- **Material for this task**

** START **

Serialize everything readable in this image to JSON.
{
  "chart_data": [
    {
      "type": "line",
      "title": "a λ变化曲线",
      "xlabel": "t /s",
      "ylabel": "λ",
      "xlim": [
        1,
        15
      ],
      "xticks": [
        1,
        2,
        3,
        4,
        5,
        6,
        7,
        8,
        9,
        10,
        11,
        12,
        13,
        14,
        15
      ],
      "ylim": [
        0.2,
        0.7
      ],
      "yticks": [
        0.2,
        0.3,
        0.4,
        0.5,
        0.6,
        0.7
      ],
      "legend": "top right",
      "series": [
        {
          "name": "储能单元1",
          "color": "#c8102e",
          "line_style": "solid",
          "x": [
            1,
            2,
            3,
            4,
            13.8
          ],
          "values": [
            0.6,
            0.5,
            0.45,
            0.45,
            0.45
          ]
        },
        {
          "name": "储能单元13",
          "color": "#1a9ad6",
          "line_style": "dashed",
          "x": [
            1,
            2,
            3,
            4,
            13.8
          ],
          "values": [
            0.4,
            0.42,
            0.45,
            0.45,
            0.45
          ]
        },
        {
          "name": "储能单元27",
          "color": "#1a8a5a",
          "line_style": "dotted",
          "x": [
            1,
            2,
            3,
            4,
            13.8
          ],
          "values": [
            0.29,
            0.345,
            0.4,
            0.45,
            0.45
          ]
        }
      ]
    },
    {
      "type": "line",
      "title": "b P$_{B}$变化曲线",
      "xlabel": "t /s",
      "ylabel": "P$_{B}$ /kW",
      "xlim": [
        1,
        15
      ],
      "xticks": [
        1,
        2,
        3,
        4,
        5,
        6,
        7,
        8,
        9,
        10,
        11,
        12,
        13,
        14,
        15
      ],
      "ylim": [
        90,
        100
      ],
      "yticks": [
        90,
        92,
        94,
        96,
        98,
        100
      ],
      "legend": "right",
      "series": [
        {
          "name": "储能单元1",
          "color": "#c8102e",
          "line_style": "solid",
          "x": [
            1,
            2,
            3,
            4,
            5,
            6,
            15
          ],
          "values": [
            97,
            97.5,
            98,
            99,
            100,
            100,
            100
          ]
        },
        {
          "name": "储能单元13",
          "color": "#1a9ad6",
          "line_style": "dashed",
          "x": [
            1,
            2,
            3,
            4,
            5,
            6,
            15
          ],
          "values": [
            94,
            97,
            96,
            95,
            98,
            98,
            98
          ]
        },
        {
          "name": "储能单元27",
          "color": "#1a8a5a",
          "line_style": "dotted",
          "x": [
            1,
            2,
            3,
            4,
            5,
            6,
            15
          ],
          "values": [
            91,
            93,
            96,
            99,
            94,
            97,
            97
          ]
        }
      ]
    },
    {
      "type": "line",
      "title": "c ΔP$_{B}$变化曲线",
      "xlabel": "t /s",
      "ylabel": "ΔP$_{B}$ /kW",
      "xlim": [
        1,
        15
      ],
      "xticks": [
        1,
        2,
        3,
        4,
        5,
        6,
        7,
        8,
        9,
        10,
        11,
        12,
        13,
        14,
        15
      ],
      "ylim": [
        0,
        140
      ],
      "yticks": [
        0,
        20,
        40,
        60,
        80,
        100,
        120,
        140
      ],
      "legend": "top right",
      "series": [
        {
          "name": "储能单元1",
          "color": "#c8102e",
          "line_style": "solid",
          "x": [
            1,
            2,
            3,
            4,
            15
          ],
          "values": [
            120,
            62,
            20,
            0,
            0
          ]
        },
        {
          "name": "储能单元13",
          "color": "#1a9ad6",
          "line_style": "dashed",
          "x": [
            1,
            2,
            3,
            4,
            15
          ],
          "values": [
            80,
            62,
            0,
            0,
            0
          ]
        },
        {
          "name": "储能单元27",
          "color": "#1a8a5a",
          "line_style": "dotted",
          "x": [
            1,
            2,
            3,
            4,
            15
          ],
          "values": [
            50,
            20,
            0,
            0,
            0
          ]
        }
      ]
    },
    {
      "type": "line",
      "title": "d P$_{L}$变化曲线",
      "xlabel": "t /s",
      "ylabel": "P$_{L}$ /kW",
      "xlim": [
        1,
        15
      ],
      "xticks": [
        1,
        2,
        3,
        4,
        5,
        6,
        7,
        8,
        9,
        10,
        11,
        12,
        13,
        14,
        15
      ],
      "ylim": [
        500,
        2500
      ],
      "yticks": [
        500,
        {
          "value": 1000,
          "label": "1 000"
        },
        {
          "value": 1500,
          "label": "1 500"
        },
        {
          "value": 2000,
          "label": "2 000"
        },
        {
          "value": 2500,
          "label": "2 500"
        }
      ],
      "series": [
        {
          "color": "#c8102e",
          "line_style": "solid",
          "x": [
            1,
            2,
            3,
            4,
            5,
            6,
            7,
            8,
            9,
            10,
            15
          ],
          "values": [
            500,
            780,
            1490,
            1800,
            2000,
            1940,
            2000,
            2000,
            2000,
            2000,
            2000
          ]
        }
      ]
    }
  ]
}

** END **

- **What is expected**
Repeat every entry exactly, please.

- **Reply to the task**
Serialize everything readable in this image to JSON.
{
  "chart_data": [
    {
      "type": "line",
      "title": "a λ变化曲线",
      "xlabel": "t /s",
      "ylabel": "λ",
      "xlim": [
        1,
        15
      ],
      "xticks": [
        1,
        2,
        3,
        4,
        5,
        6,
        7,
        8,
        9,
        10,
        11,
        12,
        13,
        14,
        15
      ],
      "ylim": [
        0.2,
        0.7
      ],
      "yticks": [
        0.2,
        0.3,
        0.4,
        0.5,
        0.6,
        0.7
      ],
      "legend": "top right",
      "series": [
        {
          "name": "储能单元1",
          "color": "#c8102e",
          "line_style": "solid",
          "x": [
            1,
            2,
            3,
            4,
            13.8
          ],
          "values": [
            0.6,
            0.5,
            0.45,
            0.45,
            0.45
          ]
        },
        {
          "name": "储能单元13",
          "color": "#1a9ad6",
          "line_style": "dashed",
          "x": [
            1,
            2,
            3,
            4,
            13.8
          ],
          "values": [
            0.4,
            0.42,
            0.45,
            0.45,
            0.45
          ]
        },
        {
          "name": "储能单元27",
          "color": "#1a8a5a",
          "line_style": "dotted",
          "x": [
            1,
            2,
            3,
            4,
            13.8
          ],
          "values": [
            0.29,
            0.345,
            0.4,
            0.45,
            0.45
          ]
        }
      ]
    },
    {
      "type": "line",
      "title": "b P$_{B}$变化曲线",
      "xlabel": "t /s",
      "ylabel": "P$_{B}$ /kW",
      "xlim": [
        1,
        15
      ],
      "xticks": [
        1,
        2,
        3,
        4,
        5,
        6,
        7,
        8,
        9,
        10,
        11,
        12,
        13,
        14,
        15
      ],
      "ylim": [
        90,
        100
      ],
      "yticks": [
        90,
        92,
        94,
        96,
        98,
        100
      ],
      "legend": "right",
      "series": [
        {
          "name": "储能单元1",
          "color": "#c8102e",
          "line_style": "solid",
          "x": [
            1,
            2,
            3,
            4,
            5,
            6,
            15
          ],
          "values": [
            97,
            97.5,
            98,
            99,
            100,
            100,
            100
          ]
        },
        {
          "name": "储能单元13",
          "color": "#1a9ad6",
          "line_style": "dashed",
          "x": [
            1,
            2,
            3,
            4,
            5,
            6,
            15
          ],
          "values": [
            94,
            97,
            96,
            95,
            98,
            98,
            98
          ]
        },
        {
          "name": "储能单元27",
          "color": "#1a8a5a",
          "line_style": "dotted",
          "x": [
            1,
            2,
            3,
            4,
            5,
            6,
            15
          ],
          "values": [
            91,
            93,
            96,
            99,
            94,
            97,
            97
          ]
        }
      ]
    },
    {
      "type": "line",
      "title": "c ΔP$_{B}$变化曲线",
      "xlabel": "t /s",
      "ylabel": "ΔP$_{B}$ /kW",
      "xlim": [
        1,
        15
      ],
      "xticks": [
        1,
        2,
        3,
        4,
        5,
        6,
        7,
        8,
        9,
        10,
        11,
        12,
        13,
        14,
        15
      ],
      "ylim": [
        0,
        140
      ],
      "yticks": [
        0,
        20,
        40,
        60,
        80,
        100,
        120,
        140
      ],
      "legend": "top right",
      "series": [
        {
          "name": "储能单元1",
          "color": "#c8102e",
          "line_style": "solid",
          "x": [
            1,
            2,
            3,
            4,
            15
          ],
          "values": [
            120,
            62,
            20,
            0,
            0
          ]
        },
        {
          "name": "储能单元13",
          "color": "#1a9ad6",
          "line_style": "dashed",
          "x": [
            1,
            2,
            3,
            4,
            15
          ],
          "values": [
            80,
            62,
            0,
            0,
            0
          ]
        },
        {
          "name": "储能单元27",
          "color": "#1a8a5a",
          "line_style": "dotted",
          "x": [
            1,
            2,
            3,
            4,
            15
          ],
          "values": [
            50,
            20,
            0,
            0,
            0
          ]
        }
      ]
    },
    {
      "type": "line",
      "title": "d P$_{L}$变化曲线",
      "xlabel": "t /s",
      "ylabel": "P$_{L}$ /kW",
      "xlim": [
        1,
        15
      ],
      "xticks": [
        1,
        2,
        3,
        4,
        5,
        6,
        7,
        8,
        9,
        10,
        11,
        12,
        13,
        14,
        15
      ],
      "ylim": [
        500,
        2500
      ],
      "yticks": [
        500,
        {
          "value": 1000,
          "label": "1 000"
        },
        {
          "value": 1500,
          "label": "1 500"
        },
        {
          "value": 2000,
          "label": "2 000"
        },
        {
          "value": 2500,
          "label": "2 500"
        }
      ],
      "series": [
        {
          "color": "#c8102e",
          "line_style": "solid",
          "x": [
            1,
            2,
            3,
            4,
            5,
            6,
            7,
            8,
            9,
            10,
            15
          ],
          "values": [
            500,
            780,
            1490,
            1800,
            2000,
            1940,
            2000,
            2000,
            2000,
            2000,
            2000
          ]
        }
      ]
    }
  ]
}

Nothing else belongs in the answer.